---- TASK DATA
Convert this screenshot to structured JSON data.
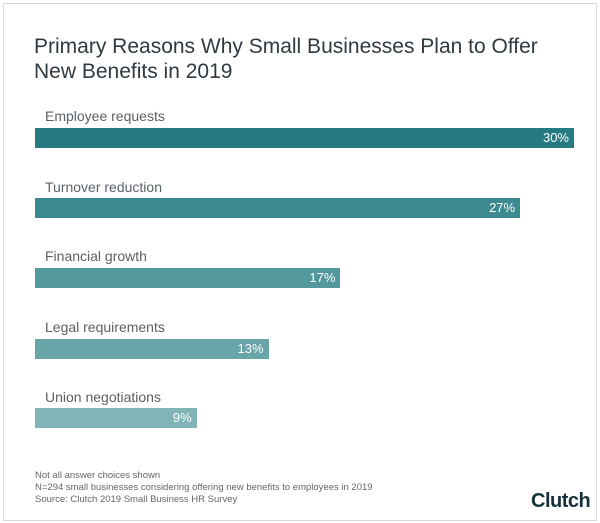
{
  "chart_data": {
    "type": "bar",
    "orientation": "horizontal",
    "title": "Primary Reasons Why Small Businesses Plan to Offer New Benefits in 2019",
    "categories": [
      "Employee requests",
      "Turnover reduction",
      "Financial growth",
      "Legal requirements",
      "Union negotiations"
    ],
    "values": [
      30,
      27,
      17,
      13,
      9
    ],
    "value_labels": [
      "30%",
      "27%",
      "17%",
      "13%",
      "9%"
    ],
    "colors": [
      "#267b82",
      "#3b8a8f",
      "#52989c",
      "#68a5a8",
      "#80b4b6"
    ],
    "xlim": [
      0,
      30
    ],
    "grid": false
  },
  "notes": [
    "Not all answer choices shown",
    "N=294 small businesses considering offering new benefits to employees in 2019",
    "Source: Clutch 2019 Small Business HR Survey"
  ],
  "logo": "Clutch"
}
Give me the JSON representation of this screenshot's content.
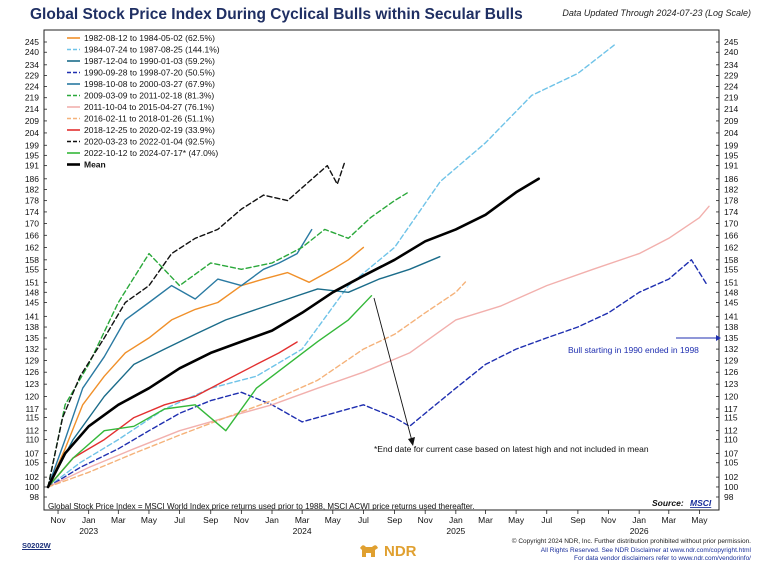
{
  "chart_data": {
    "type": "line",
    "title": "Global Stock Price Index During Cyclical Bulls within Secular Bulls",
    "subtitle": "Data Updated Through 2024-07-23 (Log Scale)",
    "y_scale": "log",
    "ylim": [
      98,
      248
    ],
    "y_ticks": [
      98,
      100,
      102,
      105,
      107,
      110,
      112,
      115,
      117,
      120,
      123,
      126,
      129,
      132,
      135,
      138,
      141,
      145,
      148,
      151,
      155,
      158,
      162,
      166,
      170,
      174,
      178,
      182,
      186,
      191,
      195,
      199,
      204,
      209,
      214,
      219,
      224,
      229,
      234,
      240,
      245
    ],
    "y_tick_labels": [
      "98",
      "100",
      "102",
      "105",
      "107",
      "110",
      "112",
      "115",
      "117",
      "120",
      "123",
      "126",
      "129",
      "132",
      "135",
      "138",
      "141",
      "145",
      "148",
      "151",
      "155",
      "158",
      "162",
      "166",
      "170",
      "174",
      "178",
      "182",
      "186",
      "191",
      "195",
      "199",
      "204",
      "209",
      "214",
      "219",
      "224",
      "229",
      "234",
      "240",
      "245"
    ],
    "x_range": [
      "2022-10-12",
      "2026-06-01"
    ],
    "x_ticks": [
      {
        "date": "2022-11-01",
        "label": "Nov"
      },
      {
        "date": "2023-01-01",
        "label": "Jan"
      },
      {
        "date": "2023-03-01",
        "label": "Mar"
      },
      {
        "date": "2023-05-01",
        "label": "May"
      },
      {
        "date": "2023-07-01",
        "label": "Jul"
      },
      {
        "date": "2023-09-01",
        "label": "Sep"
      },
      {
        "date": "2023-11-01",
        "label": "Nov"
      },
      {
        "date": "2024-01-01",
        "label": "Jan"
      },
      {
        "date": "2024-03-01",
        "label": "Mar"
      },
      {
        "date": "2024-05-01",
        "label": "May"
      },
      {
        "date": "2024-07-01",
        "label": "Jul"
      },
      {
        "date": "2024-09-01",
        "label": "Sep"
      },
      {
        "date": "2024-11-01",
        "label": "Nov"
      },
      {
        "date": "2025-01-01",
        "label": "Jan"
      },
      {
        "date": "2025-03-01",
        "label": "Mar"
      },
      {
        "date": "2025-05-01",
        "label": "May"
      },
      {
        "date": "2025-07-01",
        "label": "Jul"
      },
      {
        "date": "2025-09-01",
        "label": "Sep"
      },
      {
        "date": "2025-11-01",
        "label": "Nov"
      },
      {
        "date": "2026-01-01",
        "label": "Jan"
      },
      {
        "date": "2026-03-01",
        "label": "Mar"
      },
      {
        "date": "2026-05-01",
        "label": "May"
      }
    ],
    "year_labels": [
      {
        "date": "2023-01-01",
        "label": "2023"
      },
      {
        "date": "2024-03-01",
        "label": "2024"
      },
      {
        "date": "2025-01-01",
        "label": "2025"
      },
      {
        "date": "2026-01-01",
        "label": "2026"
      }
    ],
    "grid": false,
    "legend_position": "top-left",
    "series": [
      {
        "name": "1982-08-12 to 1984-05-02 (62.5%)",
        "color": "#f0902a",
        "dash": "solid",
        "x": [
          "2022-10-12",
          "2022-11-15",
          "2022-12-20",
          "2023-02-01",
          "2023-03-15",
          "2023-05-01",
          "2023-06-15",
          "2023-08-01",
          "2023-09-15",
          "2023-11-01",
          "2023-12-15",
          "2024-02-01",
          "2024-03-15",
          "2024-05-01",
          "2024-06-01",
          "2024-07-01"
        ],
        "y": [
          100,
          108,
          118,
          125,
          131,
          135,
          140,
          143,
          145,
          150,
          152,
          154,
          151,
          155,
          158,
          162
        ]
      },
      {
        "name": "1984-07-24 to 1987-08-25 (144.1%)",
        "color": "#6fc3e8",
        "dash": "dash",
        "x": [
          "2022-10-12",
          "2022-12-15",
          "2023-03-01",
          "2023-06-01",
          "2023-09-01",
          "2023-12-01",
          "2024-03-01",
          "2024-06-01",
          "2024-09-01",
          "2024-12-01",
          "2025-03-01",
          "2025-06-01",
          "2025-09-01",
          "2025-11-15"
        ],
        "y": [
          100,
          105,
          110,
          117,
          122,
          125,
          132,
          150,
          162,
          185,
          200,
          220,
          230,
          244
        ]
      },
      {
        "name": "1987-12-04 to 1990-01-03 (59.2%)",
        "color": "#1b6c8a",
        "dash": "solid",
        "x": [
          "2022-10-12",
          "2022-12-01",
          "2023-02-01",
          "2023-04-01",
          "2023-06-01",
          "2023-08-01",
          "2023-10-01",
          "2023-12-01",
          "2024-02-01",
          "2024-04-01",
          "2024-06-01",
          "2024-08-01",
          "2024-10-01",
          "2024-11-30"
        ],
        "y": [
          100,
          110,
          120,
          128,
          132,
          136,
          140,
          143,
          146,
          149,
          148,
          152,
          155,
          159
        ]
      },
      {
        "name": "1990-09-28 to 1998-07-20 (50.5%)",
        "color": "#1f2fb0",
        "dash": "dash",
        "x": [
          "2022-10-12",
          "2022-12-15",
          "2023-03-01",
          "2023-05-01",
          "2023-07-01",
          "2023-09-01",
          "2023-11-01",
          "2024-01-01",
          "2024-03-01",
          "2024-05-01",
          "2024-07-01",
          "2024-09-01",
          "2024-10-01",
          "2024-11-01",
          "2025-01-01",
          "2025-03-01",
          "2025-05-01",
          "2025-07-01",
          "2025-09-01",
          "2025-11-01",
          "2026-01-01",
          "2026-03-01",
          "2026-04-15",
          "2026-05-15"
        ],
        "y": [
          100,
          104,
          108,
          112,
          116,
          119,
          121,
          118,
          114,
          116,
          118,
          115,
          113,
          116,
          122,
          128,
          132,
          135,
          138,
          142,
          148,
          152,
          158,
          150.5
        ]
      },
      {
        "name": "1998-10-08 to 2000-03-27 (67.9%)",
        "color": "#2a7aa2",
        "dash": "solid",
        "x": [
          "2022-10-12",
          "2022-11-15",
          "2022-12-20",
          "2023-02-01",
          "2023-03-15",
          "2023-05-01",
          "2023-06-15",
          "2023-08-01",
          "2023-09-15",
          "2023-11-01",
          "2023-12-15",
          "2024-01-15",
          "2024-02-20",
          "2024-03-20"
        ],
        "y": [
          100,
          110,
          122,
          130,
          140,
          145,
          150,
          146,
          152,
          150,
          155,
          157,
          160,
          167.9
        ]
      },
      {
        "name": "2009-03-09 to 2011-02-18 (81.3%)",
        "color": "#2aa83a",
        "dash": "dash",
        "x": [
          "2022-10-12",
          "2022-11-15",
          "2023-01-01",
          "2023-03-01",
          "2023-05-01",
          "2023-07-01",
          "2023-09-01",
          "2023-11-01",
          "2024-01-01",
          "2024-03-01",
          "2024-04-15",
          "2024-06-01",
          "2024-07-15",
          "2024-09-01",
          "2024-10-01"
        ],
        "y": [
          100,
          118,
          128,
          145,
          160,
          150,
          157,
          155,
          157,
          162,
          168,
          165,
          172,
          178,
          181.3
        ]
      },
      {
        "name": "2011-10-04 to 2015-04-27 (76.1%)",
        "color": "#f2b0ad",
        "dash": "solid",
        "x": [
          "2022-10-12",
          "2023-01-01",
          "2023-04-01",
          "2023-07-01",
          "2023-10-01",
          "2024-01-01",
          "2024-04-01",
          "2024-07-01",
          "2024-10-01",
          "2025-01-01",
          "2025-04-01",
          "2025-07-01",
          "2025-10-01",
          "2026-01-01",
          "2026-03-01",
          "2026-05-01",
          "2026-05-20"
        ],
        "y": [
          100,
          104,
          108,
          112,
          115,
          118,
          122,
          126,
          131,
          140,
          144,
          150,
          155,
          160,
          165,
          172,
          176
        ]
      },
      {
        "name": "2016-02-11 to 2018-01-26 (51.1%)",
        "color": "#f5b27a",
        "dash": "dash",
        "x": [
          "2022-10-12",
          "2023-01-01",
          "2023-04-01",
          "2023-07-01",
          "2023-10-01",
          "2024-01-01",
          "2024-04-01",
          "2024-07-01",
          "2024-09-01",
          "2024-11-01",
          "2025-01-01",
          "2025-01-20"
        ],
        "y": [
          100,
          103,
          107,
          111,
          115,
          119,
          124,
          132,
          136,
          142,
          148,
          151.1
        ]
      },
      {
        "name": "2018-12-25 to 2020-02-19 (33.9%)",
        "color": "#e23030",
        "dash": "solid",
        "x": [
          "2022-10-12",
          "2022-12-01",
          "2023-02-01",
          "2023-04-01",
          "2023-06-01",
          "2023-08-01",
          "2023-10-01",
          "2023-12-01",
          "2024-01-15",
          "2024-02-20"
        ],
        "y": [
          100,
          106,
          110,
          115,
          118,
          120,
          124,
          128,
          131,
          133.9
        ]
      },
      {
        "name": "2020-03-23 to 2022-01-04 (92.5%)",
        "color": "#111111",
        "dash": "dash",
        "x": [
          "2022-10-12",
          "2022-11-10",
          "2022-12-15",
          "2023-02-01",
          "2023-03-15",
          "2023-05-01",
          "2023-06-15",
          "2023-08-01",
          "2023-09-15",
          "2023-11-01",
          "2023-12-15",
          "2024-02-01",
          "2024-03-15",
          "2024-04-20",
          "2024-05-10",
          "2024-05-25"
        ],
        "y": [
          100,
          115,
          125,
          135,
          145,
          150,
          160,
          165,
          168,
          175,
          180,
          178,
          185,
          191,
          184,
          192.5
        ]
      },
      {
        "name": "2022-10-12 to 2024-07-17* (47.0%)",
        "color": "#35b83a",
        "dash": "solid",
        "x": [
          "2022-10-12",
          "2022-12-01",
          "2023-02-01",
          "2023-04-01",
          "2023-06-01",
          "2023-08-01",
          "2023-10-01",
          "2023-12-01",
          "2024-02-01",
          "2024-04-01",
          "2024-06-01",
          "2024-07-17"
        ],
        "y": [
          100,
          106,
          112,
          113,
          117,
          118,
          112,
          122,
          128,
          134,
          140,
          147
        ]
      },
      {
        "name": "Mean",
        "color": "#000000",
        "dash": "solid",
        "bold": true,
        "x": [
          "2022-10-12",
          "2022-11-15",
          "2023-01-01",
          "2023-03-01",
          "2023-05-01",
          "2023-07-01",
          "2023-09-01",
          "2023-11-01",
          "2024-01-01",
          "2024-03-01",
          "2024-05-01",
          "2024-07-01",
          "2024-09-01",
          "2024-11-01",
          "2025-01-01",
          "2025-03-01",
          "2025-05-01",
          "2025-06-15"
        ],
        "y": [
          100,
          107,
          113,
          118,
          122,
          127,
          131,
          134,
          137,
          142,
          148,
          153,
          158,
          164,
          168,
          173,
          181,
          186
        ]
      }
    ],
    "annotations": [
      {
        "text": "Bull starting in 1990 ended in 1998",
        "color": "#1f2fb0"
      },
      {
        "text": "*End date for current case based on latest high and not included in mean",
        "color": "#111111"
      },
      {
        "text": "Global Stock Price Index = MSCI World Index price returns used prior to 1988, MSCI ACWI price returns used thereafter.",
        "color": "#111111"
      }
    ],
    "source": {
      "label": "Source:",
      "value": "MSCI"
    }
  },
  "footer": {
    "code": "S0202W",
    "logo_text": "NDR",
    "copyright_lines": [
      "© Copyright 2024 NDR, Inc. Further distribution prohibited without prior permission.",
      "All Rights Reserved. See NDR Disclaimer at www.ndr.com/copyright.html",
      "For data vendor disclaimers refer to www.ndr.com/vendorinfo/"
    ]
  },
  "colors": {
    "title": "#1f2f63",
    "link": "#1a2f9a",
    "logo": "#e0a030"
  }
}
--------
Show every line in the entries where the string "Clutch" occurs.

    "Source: Clutch 2019 Small Business HR Survey"
  "logo": "Clutch"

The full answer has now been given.